| BRIEF A |
Copy out the passage on cooling containers word for word, from "In particular, the cooling" down to "container moving direction.".

| GIVEN PASSAGE |
The invention is based, inter alia, on the finding that the fluid flow for cooling the containers can be adjusted as a function of a container property in such a way that it enables efficient cooling of the containers. In particular, the dependency on the at least one container property prevents the fluid flow from being set too large. The Containers can thus be cooled in a targeted manner by means of a specifically adjusted fluid flow. Furthermore, this avoids the set fluid flow being set significantly above a fluid flow actually required for cooling the containers.

The drying device can in particular be a paint drying oven. For example, the drying device can be designed to dry a coating on the container, for example a paint. Furthermore, this coating can be arranged on the inside or outside of the containers.

The containers can be provided for storing beverages and/or food, for example. In particular, the containers can be cans, for example beverage cans. The containers may include or consist of steel and/or aluminum.

In particular, the cooling section can be a three-dimensional space. For example, the cooling section may be a substantially enclosed space. It is also preferable that the cooling section is arranged downstream of drying chambers for heating the containers in the container moving direction.

| BRIEF B |
Turn the records, from their first line down through the line containing "legend-value-1: 64.7 dBNEW [323,452,377,465]", into a numbered list. Include both end lines and skip any blank lines.

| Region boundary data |
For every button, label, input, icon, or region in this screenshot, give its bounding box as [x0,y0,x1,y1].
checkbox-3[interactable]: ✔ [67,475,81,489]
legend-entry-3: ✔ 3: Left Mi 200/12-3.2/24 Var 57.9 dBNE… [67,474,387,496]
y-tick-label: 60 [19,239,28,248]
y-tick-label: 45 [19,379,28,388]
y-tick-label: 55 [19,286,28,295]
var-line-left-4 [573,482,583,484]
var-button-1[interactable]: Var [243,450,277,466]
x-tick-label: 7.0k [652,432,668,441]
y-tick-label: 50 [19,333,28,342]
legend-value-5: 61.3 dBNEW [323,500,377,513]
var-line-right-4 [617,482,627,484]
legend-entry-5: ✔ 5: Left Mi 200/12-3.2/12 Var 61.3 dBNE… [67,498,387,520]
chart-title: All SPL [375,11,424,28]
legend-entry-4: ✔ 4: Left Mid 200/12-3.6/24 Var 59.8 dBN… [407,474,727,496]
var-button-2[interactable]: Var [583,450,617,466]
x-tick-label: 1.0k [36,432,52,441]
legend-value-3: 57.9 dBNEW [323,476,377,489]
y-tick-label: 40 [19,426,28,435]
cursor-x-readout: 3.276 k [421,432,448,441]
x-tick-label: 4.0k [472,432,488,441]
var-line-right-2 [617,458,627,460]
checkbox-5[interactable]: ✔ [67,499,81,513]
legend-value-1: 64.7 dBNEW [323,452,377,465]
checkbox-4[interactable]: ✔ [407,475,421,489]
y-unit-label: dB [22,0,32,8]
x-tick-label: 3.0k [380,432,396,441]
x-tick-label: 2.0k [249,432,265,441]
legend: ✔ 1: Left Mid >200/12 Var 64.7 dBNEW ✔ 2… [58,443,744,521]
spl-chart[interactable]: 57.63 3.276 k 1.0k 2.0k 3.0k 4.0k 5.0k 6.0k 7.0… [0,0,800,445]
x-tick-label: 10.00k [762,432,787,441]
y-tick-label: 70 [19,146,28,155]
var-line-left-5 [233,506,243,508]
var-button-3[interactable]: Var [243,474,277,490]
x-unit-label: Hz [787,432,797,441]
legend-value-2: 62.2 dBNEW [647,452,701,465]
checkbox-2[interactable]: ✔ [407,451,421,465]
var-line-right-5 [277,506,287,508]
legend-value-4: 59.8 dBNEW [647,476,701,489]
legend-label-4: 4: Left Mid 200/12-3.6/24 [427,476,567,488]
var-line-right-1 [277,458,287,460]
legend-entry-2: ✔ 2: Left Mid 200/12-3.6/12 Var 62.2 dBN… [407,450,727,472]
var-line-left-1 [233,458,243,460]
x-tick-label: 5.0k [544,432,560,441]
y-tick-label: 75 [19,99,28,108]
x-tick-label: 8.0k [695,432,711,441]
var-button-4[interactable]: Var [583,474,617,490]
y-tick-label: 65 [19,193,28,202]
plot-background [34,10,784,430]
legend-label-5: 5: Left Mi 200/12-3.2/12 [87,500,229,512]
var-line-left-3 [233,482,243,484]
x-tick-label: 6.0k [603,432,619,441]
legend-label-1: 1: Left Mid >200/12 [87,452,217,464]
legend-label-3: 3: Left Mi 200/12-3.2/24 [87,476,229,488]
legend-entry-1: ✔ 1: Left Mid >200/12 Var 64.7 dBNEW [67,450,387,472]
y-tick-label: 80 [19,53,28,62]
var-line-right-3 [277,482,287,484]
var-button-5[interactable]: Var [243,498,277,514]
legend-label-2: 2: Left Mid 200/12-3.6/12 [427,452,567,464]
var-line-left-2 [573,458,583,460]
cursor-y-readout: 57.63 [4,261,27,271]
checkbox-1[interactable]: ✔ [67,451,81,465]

| WRITTEN SOLUTION A |
In particular, the cooling section can be a three-dimensional space. For example, the cooling section may be a substantially enclosed space. It is also preferable that the cooling section is arranged downstream of drying chambers for heating the containers in the container moving direction.

| WRITTEN SOLUTION B |
1. For every button, label, input, icon, or region in this screenshot, give its bounding box as [x0,y0,x1,y1].
2. checkbox-3[interactable]: ✔ [67,475,81,489]
3. legend-entry-3: ✔ 3: Left Mi 200/12-3.2/24 Var 57.9 dBNE… [67,474,387,496]
4. y-tick-label: 60 [19,239,28,248]
5. y-tick-label: 45 [19,379,28,388]
6. y-tick-label: 55 [19,286,28,295]
7. var-line-left-4 [573,482,583,484]
8. var-button-1[interactable]: Var [243,450,277,466]
9. x-tick-label: 7.0k [652,432,668,441]
10. y-tick-label: 50 [19,333,28,342]
11. legend-value-5: 61.3 dBNEW [323,500,377,513]
12. var-line-right-4 [617,482,627,484]
13. legend-entry-5: ✔ 5: Left Mi 200/12-3.2/12 Var 61.3 dBNE… [67,498,387,520]
14. chart-title: All SPL [375,11,424,28]
15. legend-entry-4: ✔ 4: Left Mid 200/12-3.6/24 Var 59.8 dBN… [407,474,727,496]
16. var-button-2[interactable]: Var [583,450,617,466]
17. x-tick-label: 1.0k [36,432,52,441]
18. legend-value-3: 57.9 dBNEW [323,476,377,489]
19. y-tick-label: 40 [19,426,28,435]
20. cursor-x-readout: 3.276 k [421,432,448,441]
21. x-tick-label: 4.0k [472,432,488,441]
22. var-line-right-2 [617,458,627,460]
23. checkbox-5[interactable]: ✔ [67,499,81,513]
24. legend-value-1: 64.7 dBNEW [323,452,377,465]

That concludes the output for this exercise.